** BEGIN Task material **

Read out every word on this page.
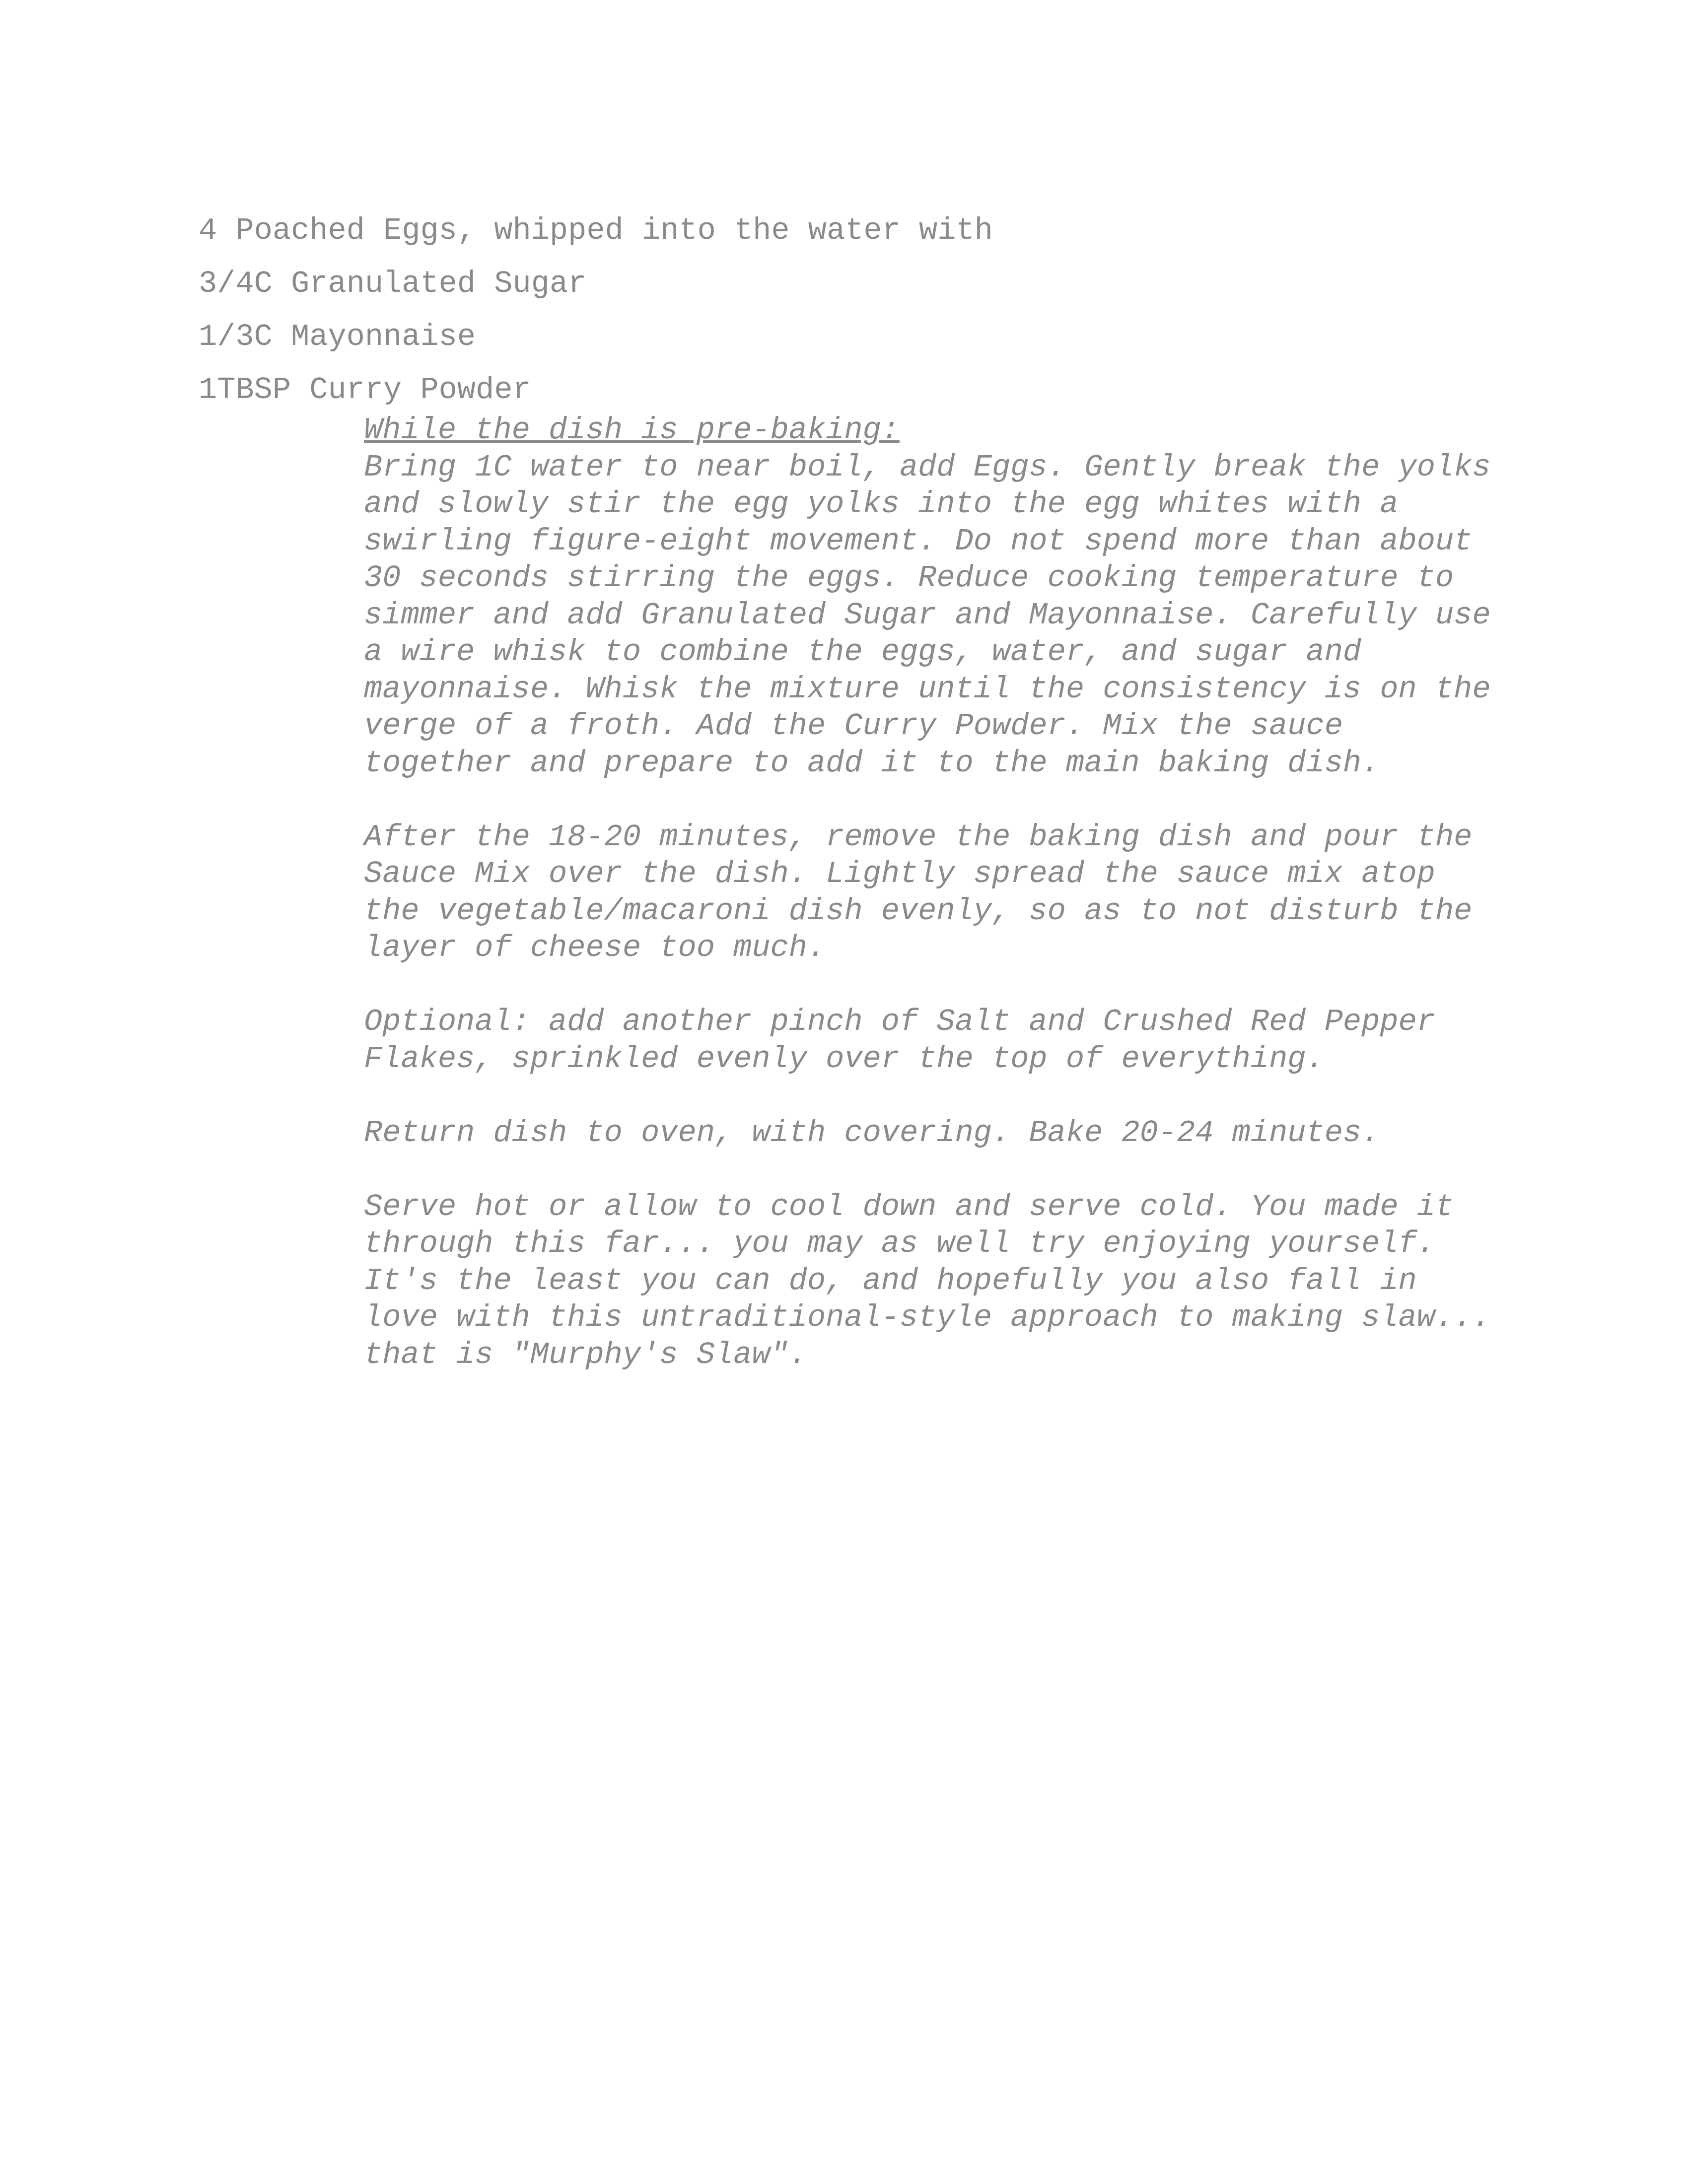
4 Poached Eggs, whipped into the water with
3/4C Granulated Sugar
1/3C Mayonnaise
1TBSP Curry Powder
While the dish is pre-baking:
Bring 1C water to near boil, add Eggs. Gently break the yolks
and slowly stir the egg yolks into the egg whites with a
swirling figure-eight movement. Do not spend more than about
30 seconds stirring the eggs. Reduce cooking temperature to
simmer and add Granulated Sugar and Mayonnaise. Carefully use
a wire whisk to combine the eggs, water, and sugar and
mayonnaise. Whisk the mixture until the consistency is on the
verge of a froth. Add the Curry Powder. Mix the sauce
together and prepare to add it to the main baking dish.
After the 18-20 minutes, remove the baking dish and pour the
Sauce Mix over the dish. Lightly spread the sauce mix atop
the vegetable/macaroni dish evenly, so as to not disturb the
layer of cheese too much.
Optional: add another pinch of Salt and Crushed Red Pepper
Flakes, sprinkled evenly over the top of everything.
Return dish to oven, with covering. Bake 20-24 minutes.
Serve hot or allow to cool down and serve cold. You made it
through this far... you may as well try enjoying yourself.
It's the least you can do, and hopefully you also fall in
love with this untraditional-style approach to making slaw...
that is "Murphy's Slaw".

** END Task material **

* [Prompt]: List the lines of the material in which the word "this" occurs.

* [Full output]:
Read out every word on this page.
through this far... you may as well try enjoying yourself.
love with this untraditional-style approach to making slaw...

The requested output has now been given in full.